> [Listed records]
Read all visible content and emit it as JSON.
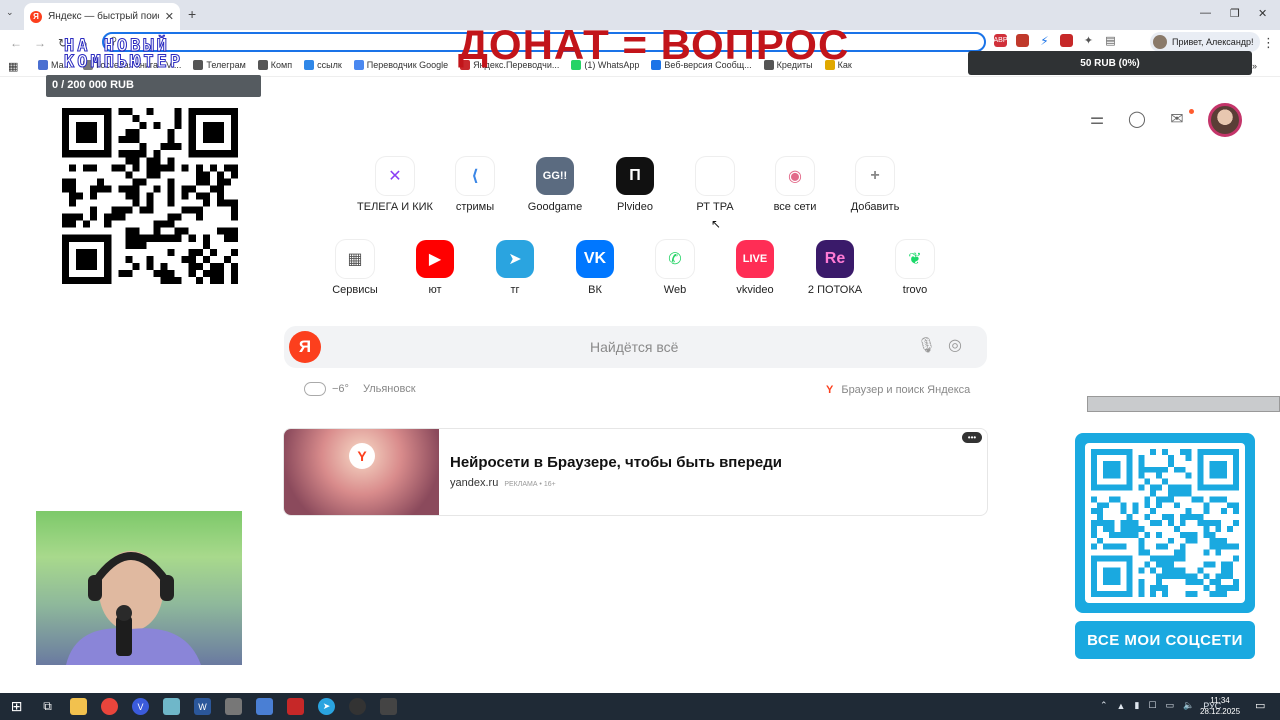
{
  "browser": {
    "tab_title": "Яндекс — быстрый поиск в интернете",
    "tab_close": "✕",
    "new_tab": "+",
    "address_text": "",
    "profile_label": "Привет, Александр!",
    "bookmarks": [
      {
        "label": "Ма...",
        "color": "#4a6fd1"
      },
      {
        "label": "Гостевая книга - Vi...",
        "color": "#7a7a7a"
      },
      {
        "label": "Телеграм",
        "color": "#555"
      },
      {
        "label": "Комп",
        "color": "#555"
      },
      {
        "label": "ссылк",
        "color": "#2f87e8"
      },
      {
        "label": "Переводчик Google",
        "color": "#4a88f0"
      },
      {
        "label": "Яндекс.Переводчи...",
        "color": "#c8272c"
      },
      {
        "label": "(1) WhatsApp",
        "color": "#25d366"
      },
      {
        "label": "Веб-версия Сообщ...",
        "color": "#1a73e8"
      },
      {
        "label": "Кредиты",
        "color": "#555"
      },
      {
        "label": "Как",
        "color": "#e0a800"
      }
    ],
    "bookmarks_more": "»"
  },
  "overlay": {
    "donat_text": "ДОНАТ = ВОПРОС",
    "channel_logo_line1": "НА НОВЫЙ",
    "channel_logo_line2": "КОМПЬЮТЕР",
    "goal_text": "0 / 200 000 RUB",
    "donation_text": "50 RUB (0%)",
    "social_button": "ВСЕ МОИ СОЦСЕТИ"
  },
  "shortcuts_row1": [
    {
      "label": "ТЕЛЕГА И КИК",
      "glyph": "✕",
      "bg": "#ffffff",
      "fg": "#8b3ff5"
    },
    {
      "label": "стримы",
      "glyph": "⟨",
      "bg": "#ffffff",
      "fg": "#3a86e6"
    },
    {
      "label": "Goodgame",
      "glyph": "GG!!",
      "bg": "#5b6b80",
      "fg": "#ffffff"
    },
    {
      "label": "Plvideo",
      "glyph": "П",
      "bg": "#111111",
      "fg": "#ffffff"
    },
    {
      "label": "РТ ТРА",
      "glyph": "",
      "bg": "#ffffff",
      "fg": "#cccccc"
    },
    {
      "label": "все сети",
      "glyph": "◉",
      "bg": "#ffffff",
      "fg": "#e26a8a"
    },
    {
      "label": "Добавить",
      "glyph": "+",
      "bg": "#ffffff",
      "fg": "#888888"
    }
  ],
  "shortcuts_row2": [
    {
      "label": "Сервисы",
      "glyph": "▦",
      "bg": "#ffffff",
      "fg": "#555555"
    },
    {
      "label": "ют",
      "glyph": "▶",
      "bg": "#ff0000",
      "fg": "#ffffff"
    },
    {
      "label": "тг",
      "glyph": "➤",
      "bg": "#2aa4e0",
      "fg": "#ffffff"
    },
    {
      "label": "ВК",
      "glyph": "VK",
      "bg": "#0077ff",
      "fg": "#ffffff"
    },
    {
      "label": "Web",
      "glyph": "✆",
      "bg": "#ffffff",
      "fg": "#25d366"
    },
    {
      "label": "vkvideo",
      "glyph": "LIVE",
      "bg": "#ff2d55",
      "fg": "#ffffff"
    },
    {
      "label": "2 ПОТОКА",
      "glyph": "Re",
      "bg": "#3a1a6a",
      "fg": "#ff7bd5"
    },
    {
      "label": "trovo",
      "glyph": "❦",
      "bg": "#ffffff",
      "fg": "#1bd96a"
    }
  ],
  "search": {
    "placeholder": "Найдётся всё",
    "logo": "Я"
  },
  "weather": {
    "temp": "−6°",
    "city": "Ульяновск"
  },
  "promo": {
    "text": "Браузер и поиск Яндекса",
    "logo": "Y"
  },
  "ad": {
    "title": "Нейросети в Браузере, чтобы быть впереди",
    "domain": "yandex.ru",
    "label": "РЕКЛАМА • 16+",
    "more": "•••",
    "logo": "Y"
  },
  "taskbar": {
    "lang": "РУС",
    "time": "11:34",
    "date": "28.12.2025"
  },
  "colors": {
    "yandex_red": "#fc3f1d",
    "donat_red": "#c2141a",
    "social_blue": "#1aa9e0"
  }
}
---
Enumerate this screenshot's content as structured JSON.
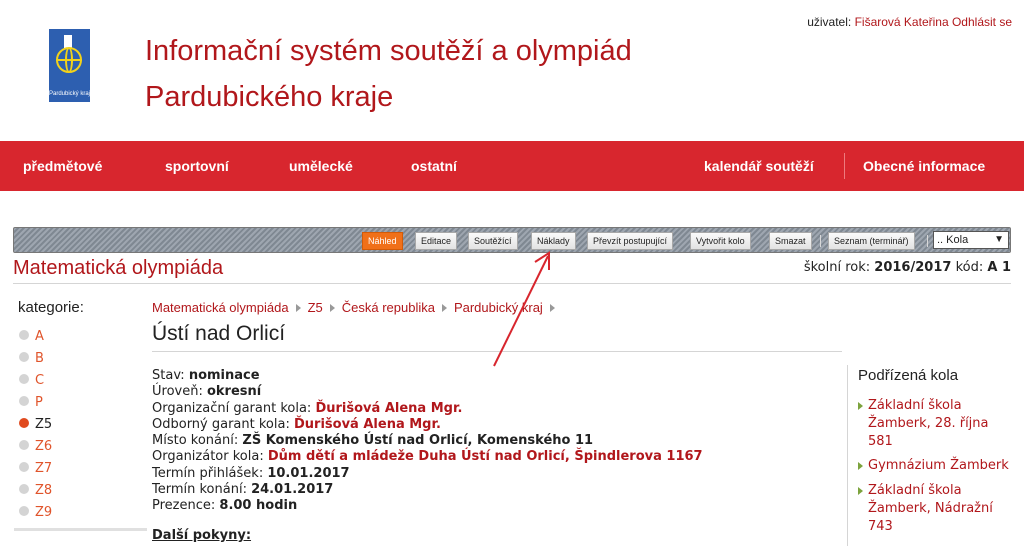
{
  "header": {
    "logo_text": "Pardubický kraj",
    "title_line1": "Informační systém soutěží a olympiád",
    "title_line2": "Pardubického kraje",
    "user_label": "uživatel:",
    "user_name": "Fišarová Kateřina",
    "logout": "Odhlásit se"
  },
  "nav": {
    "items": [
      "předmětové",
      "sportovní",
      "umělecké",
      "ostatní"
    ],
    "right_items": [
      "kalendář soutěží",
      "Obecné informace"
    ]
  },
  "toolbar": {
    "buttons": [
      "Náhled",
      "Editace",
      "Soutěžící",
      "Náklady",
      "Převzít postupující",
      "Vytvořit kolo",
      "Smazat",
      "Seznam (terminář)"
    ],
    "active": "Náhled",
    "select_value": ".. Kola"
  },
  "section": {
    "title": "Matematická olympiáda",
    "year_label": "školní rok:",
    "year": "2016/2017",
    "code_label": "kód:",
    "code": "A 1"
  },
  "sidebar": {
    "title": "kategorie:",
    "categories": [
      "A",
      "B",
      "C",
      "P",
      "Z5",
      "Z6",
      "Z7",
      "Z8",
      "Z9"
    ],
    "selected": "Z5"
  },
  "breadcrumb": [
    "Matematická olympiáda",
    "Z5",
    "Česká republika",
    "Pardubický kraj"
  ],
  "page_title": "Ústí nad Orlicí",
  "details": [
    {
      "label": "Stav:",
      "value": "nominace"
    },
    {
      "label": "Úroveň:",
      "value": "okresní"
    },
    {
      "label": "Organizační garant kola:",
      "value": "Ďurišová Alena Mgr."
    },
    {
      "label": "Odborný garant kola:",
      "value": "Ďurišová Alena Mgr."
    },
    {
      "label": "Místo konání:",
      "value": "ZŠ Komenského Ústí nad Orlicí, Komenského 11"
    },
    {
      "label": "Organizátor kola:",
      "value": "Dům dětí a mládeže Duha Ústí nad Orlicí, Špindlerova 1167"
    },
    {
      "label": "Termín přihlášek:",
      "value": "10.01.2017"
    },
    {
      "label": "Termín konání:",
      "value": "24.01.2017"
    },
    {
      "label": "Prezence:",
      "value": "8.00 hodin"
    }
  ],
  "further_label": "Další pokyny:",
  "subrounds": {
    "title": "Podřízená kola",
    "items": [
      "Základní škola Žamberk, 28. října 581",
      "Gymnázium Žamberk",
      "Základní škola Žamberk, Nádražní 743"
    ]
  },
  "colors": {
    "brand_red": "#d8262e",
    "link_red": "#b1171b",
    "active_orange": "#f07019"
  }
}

> [Written problem]
Show, from the listing above, each line that contains the word "garant".

> [Task output]
      "label": "Organizační garant kola:",
      "label": "Odborný garant kola:",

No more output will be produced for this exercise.